[Extracted data entries]
--------

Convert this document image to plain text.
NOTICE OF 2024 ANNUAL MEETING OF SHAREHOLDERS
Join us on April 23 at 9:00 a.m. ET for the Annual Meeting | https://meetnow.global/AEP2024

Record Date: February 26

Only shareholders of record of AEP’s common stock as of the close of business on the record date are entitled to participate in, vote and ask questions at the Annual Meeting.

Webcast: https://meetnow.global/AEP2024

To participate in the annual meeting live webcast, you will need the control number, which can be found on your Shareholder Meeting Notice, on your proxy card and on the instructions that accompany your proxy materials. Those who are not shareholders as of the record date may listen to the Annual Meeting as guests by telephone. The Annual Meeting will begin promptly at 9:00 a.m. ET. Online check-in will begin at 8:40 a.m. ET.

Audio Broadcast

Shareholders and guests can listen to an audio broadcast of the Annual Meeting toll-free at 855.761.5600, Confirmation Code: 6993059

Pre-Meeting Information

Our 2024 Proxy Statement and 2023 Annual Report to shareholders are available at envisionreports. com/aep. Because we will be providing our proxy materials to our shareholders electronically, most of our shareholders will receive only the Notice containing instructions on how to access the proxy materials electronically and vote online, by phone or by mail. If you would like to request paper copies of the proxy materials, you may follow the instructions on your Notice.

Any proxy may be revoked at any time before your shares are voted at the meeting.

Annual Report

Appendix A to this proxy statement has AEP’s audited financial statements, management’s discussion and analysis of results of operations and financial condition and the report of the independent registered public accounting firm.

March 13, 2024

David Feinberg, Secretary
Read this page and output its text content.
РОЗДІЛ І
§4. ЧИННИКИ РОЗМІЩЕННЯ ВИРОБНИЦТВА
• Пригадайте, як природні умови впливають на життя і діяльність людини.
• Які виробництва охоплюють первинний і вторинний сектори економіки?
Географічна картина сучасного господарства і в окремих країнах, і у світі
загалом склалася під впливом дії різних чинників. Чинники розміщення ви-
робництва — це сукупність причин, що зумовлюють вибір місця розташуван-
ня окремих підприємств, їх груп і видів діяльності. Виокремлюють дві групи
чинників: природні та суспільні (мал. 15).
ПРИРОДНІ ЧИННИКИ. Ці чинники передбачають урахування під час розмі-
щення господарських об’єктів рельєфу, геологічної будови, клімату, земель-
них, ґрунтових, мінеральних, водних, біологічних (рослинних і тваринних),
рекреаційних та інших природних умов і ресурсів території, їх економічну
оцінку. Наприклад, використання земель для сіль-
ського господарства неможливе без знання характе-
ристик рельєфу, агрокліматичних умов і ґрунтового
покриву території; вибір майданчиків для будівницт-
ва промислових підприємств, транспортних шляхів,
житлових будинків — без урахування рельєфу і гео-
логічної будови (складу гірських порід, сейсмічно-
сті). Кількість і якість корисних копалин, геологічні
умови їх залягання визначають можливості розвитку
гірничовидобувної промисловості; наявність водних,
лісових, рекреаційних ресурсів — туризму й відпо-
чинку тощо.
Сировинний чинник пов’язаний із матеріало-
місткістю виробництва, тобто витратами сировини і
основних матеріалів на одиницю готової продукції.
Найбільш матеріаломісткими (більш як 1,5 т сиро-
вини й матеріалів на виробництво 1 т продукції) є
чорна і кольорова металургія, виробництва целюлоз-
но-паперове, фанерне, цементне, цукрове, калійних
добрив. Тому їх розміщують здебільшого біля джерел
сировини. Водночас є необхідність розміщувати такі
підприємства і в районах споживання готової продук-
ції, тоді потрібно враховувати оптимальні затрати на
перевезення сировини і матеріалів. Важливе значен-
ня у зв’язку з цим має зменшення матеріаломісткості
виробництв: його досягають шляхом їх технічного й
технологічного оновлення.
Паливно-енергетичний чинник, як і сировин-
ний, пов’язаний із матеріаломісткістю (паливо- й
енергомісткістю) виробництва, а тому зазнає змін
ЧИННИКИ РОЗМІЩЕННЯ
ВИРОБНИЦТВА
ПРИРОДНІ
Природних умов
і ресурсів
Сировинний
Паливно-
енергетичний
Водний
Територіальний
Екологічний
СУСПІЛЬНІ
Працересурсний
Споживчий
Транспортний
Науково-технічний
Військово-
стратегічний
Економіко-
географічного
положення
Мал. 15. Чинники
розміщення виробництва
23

--------

§ **Requirements**
Copy all lines of the listing above that contain the string "чинників".

§ **Solution to the exercise**
загалом склалася під впливом дії різних чинників. Чинники розміщення ви-
чинників: природні та суспільні (мал. 15).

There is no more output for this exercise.